§ What you are asked to do
Each record is to be transcribed exactly.

§ Records from a collection of figures
>> START
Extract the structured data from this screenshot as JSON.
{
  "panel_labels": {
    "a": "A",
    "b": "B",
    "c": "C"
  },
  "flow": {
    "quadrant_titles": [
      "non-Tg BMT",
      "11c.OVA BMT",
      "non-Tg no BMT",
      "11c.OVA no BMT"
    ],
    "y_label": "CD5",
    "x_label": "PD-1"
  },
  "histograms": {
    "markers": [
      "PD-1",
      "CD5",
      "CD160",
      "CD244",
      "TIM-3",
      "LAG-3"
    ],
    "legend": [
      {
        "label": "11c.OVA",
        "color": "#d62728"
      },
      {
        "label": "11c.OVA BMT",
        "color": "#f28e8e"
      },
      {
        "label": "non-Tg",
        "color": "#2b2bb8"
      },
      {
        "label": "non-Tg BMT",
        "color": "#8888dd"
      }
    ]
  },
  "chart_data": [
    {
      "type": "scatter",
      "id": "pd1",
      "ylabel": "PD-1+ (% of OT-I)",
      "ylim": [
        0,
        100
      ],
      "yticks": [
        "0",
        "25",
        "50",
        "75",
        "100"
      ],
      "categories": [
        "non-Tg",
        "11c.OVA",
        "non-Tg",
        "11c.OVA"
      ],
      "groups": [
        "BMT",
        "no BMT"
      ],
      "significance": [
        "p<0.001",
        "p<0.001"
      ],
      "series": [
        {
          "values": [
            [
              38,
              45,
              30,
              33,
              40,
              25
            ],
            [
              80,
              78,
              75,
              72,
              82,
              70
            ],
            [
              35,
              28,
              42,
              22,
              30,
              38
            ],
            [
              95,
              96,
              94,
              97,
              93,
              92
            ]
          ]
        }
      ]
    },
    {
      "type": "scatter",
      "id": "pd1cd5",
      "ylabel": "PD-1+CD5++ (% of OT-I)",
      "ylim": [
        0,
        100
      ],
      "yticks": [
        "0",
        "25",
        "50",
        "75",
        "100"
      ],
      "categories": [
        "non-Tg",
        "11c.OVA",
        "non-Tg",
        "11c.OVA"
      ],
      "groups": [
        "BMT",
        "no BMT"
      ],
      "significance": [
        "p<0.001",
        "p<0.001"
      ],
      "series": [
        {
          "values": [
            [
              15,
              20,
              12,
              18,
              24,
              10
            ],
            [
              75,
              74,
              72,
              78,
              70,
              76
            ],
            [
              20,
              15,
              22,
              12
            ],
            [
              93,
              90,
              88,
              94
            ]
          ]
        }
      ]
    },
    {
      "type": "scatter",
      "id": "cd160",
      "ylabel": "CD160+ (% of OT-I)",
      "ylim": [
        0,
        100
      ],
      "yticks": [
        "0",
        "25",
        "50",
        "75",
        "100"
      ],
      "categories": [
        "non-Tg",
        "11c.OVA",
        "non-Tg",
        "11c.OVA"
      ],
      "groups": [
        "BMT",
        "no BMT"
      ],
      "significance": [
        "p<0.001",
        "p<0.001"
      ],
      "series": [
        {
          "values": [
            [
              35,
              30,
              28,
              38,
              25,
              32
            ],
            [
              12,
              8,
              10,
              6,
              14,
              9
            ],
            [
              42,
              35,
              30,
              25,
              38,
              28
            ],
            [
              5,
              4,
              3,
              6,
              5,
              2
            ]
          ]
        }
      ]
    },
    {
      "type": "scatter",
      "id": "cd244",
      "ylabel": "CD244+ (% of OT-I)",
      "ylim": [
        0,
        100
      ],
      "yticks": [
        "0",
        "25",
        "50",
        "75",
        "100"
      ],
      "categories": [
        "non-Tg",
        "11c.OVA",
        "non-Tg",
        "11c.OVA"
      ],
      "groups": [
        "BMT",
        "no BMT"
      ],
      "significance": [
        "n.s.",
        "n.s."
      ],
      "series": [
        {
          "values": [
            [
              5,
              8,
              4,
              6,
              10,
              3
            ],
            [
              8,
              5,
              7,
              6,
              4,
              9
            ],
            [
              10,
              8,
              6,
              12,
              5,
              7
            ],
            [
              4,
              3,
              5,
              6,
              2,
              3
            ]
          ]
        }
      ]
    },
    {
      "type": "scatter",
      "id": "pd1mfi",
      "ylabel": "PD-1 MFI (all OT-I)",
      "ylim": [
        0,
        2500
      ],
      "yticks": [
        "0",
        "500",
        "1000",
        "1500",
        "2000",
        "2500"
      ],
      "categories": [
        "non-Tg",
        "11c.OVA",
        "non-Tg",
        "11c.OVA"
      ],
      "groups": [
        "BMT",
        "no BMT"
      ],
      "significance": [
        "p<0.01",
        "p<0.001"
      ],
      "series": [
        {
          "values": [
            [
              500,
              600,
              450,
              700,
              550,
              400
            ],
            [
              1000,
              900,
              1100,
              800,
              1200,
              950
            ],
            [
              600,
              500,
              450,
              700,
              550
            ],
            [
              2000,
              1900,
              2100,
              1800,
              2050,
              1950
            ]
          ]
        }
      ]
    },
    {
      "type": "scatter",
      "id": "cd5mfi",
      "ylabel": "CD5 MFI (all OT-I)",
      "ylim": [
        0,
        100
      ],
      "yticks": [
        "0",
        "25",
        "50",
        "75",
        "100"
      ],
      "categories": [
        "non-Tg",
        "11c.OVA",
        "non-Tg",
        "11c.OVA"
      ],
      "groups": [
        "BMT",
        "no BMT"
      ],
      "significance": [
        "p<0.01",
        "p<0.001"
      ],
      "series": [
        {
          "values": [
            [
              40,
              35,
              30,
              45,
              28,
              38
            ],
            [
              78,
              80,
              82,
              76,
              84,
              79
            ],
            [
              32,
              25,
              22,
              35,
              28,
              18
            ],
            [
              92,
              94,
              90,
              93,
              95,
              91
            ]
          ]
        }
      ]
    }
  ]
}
>> END
§ Exercise output
Extract the structured data from this screenshot as JSON.
{
  "panel_labels": {
    "a": "A",
    "b": "B",
    "c": "C"
  },
  "flow": {
    "quadrant_titles": [
      "non-Tg BMT",
      "11c.OVA BMT",
      "non-Tg no BMT",
      "11c.OVA no BMT"
    ],
    "y_label": "CD5",
    "x_label": "PD-1"
  },
  "histograms": {
    "markers": [
      "PD-1",
      "CD5",
      "CD160",
      "CD244",
      "TIM-3",
      "LAG-3"
    ],
    "legend": [
      {
        "label": "11c.OVA",
        "color": "#d62728"
      },
      {
        "label": "11c.OVA BMT",
        "color": "#f28e8e"
      },
      {
        "label": "non-Tg",
        "color": "#2b2bb8"
      },
      {
        "label": "non-Tg BMT",
        "color": "#8888dd"
      }
    ]
  },
  "chart_data": [
    {
      "type": "scatter",
      "id": "pd1",
      "ylabel": "PD-1+ (% of OT-I)",
      "ylim": [
        0,
        100
      ],
      "yticks": [
        "0",
        "25",
        "50",
        "75",
        "100"
      ],
      "categories": [
        "non-Tg",
        "11c.OVA",
        "non-Tg",
        "11c.OVA"
      ],
      "groups": [
        "BMT",
        "no BMT"
      ],
      "significance": [
        "p<0.001",
        "p<0.001"
      ],
      "series": [
        {
          "values": [
            [
              38,
              45,
              30,
              33,
              40,
              25
            ],
            [
              80,
              78,
              75,
              72,
              82,
              70
            ],
            [
              35,
              28,
              42,
              22,
              30,
              38
            ],
            [
              95,
              96,
              94,
              97,
              93,
              92
            ]
          ]
        }
      ]
    },
    {
      "type": "scatter",
      "id": "pd1cd5",
      "ylabel": "PD-1+CD5++ (% of OT-I)",
      "ylim": [
        0,
        100
      ],
      "yticks": [
        "0",
        "25",
        "50",
        "75",
        "100"
      ],
      "categories": [
        "non-Tg",
        "11c.OVA",
        "non-Tg",
        "11c.OVA"
      ],
      "groups": [
        "BMT",
        "no BMT"
      ],
      "significance": [
        "p<0.001",
        "p<0.001"
      ],
      "series": [
        {
          "values": [
            [
              15,
              20,
              12,
              18,
              24,
              10
            ],
            [
              75,
              74,
              72,
              78,
              70,
              76
            ],
            [
              20,
              15,
              22,
              12
            ],
            [
              93,
              90,
              88,
              94
            ]
          ]
        }
      ]
    },
    {
      "type": "scatter",
      "id": "cd160",
      "ylabel": "CD160+ (% of OT-I)",
      "ylim": [
        0,
        100
      ],
      "yticks": [
        "0",
        "25",
        "50",
        "75",
        "100"
      ],
      "categories": [
        "non-Tg",
        "11c.OVA",
        "non-Tg",
        "11c.OVA"
      ],
      "groups": [
        "BMT",
        "no BMT"
      ],
      "significance": [
        "p<0.001",
        "p<0.001"
      ],
      "series": [
        {
          "values": [
            [
              35,
              30,
              28,
              38,
              25,
              32
            ],
            [
              12,
              8,
              10,
              6,
              14,
              9
            ],
            [
              42,
              35,
              30,
              25,
              38,
              28
            ],
            [
              5,
              4,
              3,
              6,
              5,
              2
            ]
          ]
        }
      ]
    },
    {
      "type": "scatter",
      "id": "cd244",
      "ylabel": "CD244+ (% of OT-I)",
      "ylim": [
        0,
        100
      ],
      "yticks": [
        "0",
        "25",
        "50",
        "75",
        "100"
      ],
      "categories": [
        "non-Tg",
        "11c.OVA",
        "non-Tg",
        "11c.OVA"
      ],
      "groups": [
        "BMT",
        "no BMT"
      ],
      "significance": [
        "n.s.",
        "n.s."
      ],
      "series": [
        {
          "values": [
            [
              5,
              8,
              4,
              6,
              10,
              3
            ],
            [
              8,
              5,
              7,
              6,
              4,
              9
            ],
            [
              10,
              8,
              6,
              12,
              5,
              7
            ],
            [
              4,
              3,
              5,
              6,
              2,
              3
            ]
          ]
        }
      ]
    },
    {
      "type": "scatter",
      "id": "pd1mfi",
      "ylabel": "PD-1 MFI (all OT-I)",
      "ylim": [
        0,
        2500
      ],
      "yticks": [
        "0",
        "500",
        "1000",
        "1500",
        "2000",
        "2500"
      ],
      "categories": [
        "non-Tg",
        "11c.OVA",
        "non-Tg",
        "11c.OVA"
      ],
      "groups": [
        "BMT",
        "no BMT"
      ],
      "significance": [
        "p<0.01",
        "p<0.001"
      ],
      "series": [
        {
          "values": [
            [
              500,
              600,
              450,
              700,
              550,
              400
            ],
            [
              1000,
              900,
              1100,
              800,
              1200,
              950
            ],
            [
              600,
              500,
              450,
              700,
              550
            ],
            [
              2000,
              1900,
              2100,
              1800,
              2050,
              1950
            ]
          ]
        }
      ]
    },
    {
      "type": "scatter",
      "id": "cd5mfi",
      "ylabel": "CD5 MFI (all OT-I)",
      "ylim": [
        0,
        100
      ],
      "yticks": [
        "0",
        "25",
        "50",
        "75",
        "100"
      ],
      "categories": [
        "non-Tg",
        "11c.OVA",
        "non-Tg",
        "11c.OVA"
      ],
      "groups": [
        "BMT",
        "no BMT"
      ],
      "significance": [
        "p<0.01",
        "p<0.001"
      ],
      "series": [
        {
          "values": [
            [
              40,
              35,
              30,
              45,
              28,
              38
            ],
            [
              78,
              80,
              82,
              76,
              84,
              79
            ],
            [
              32,
              25,
              22,
              35,
              28,
              18
            ],
            [
              92,
              94,
              90,
              93,
              95,
              91
            ]
          ]
        }
      ]
    }
  ]
}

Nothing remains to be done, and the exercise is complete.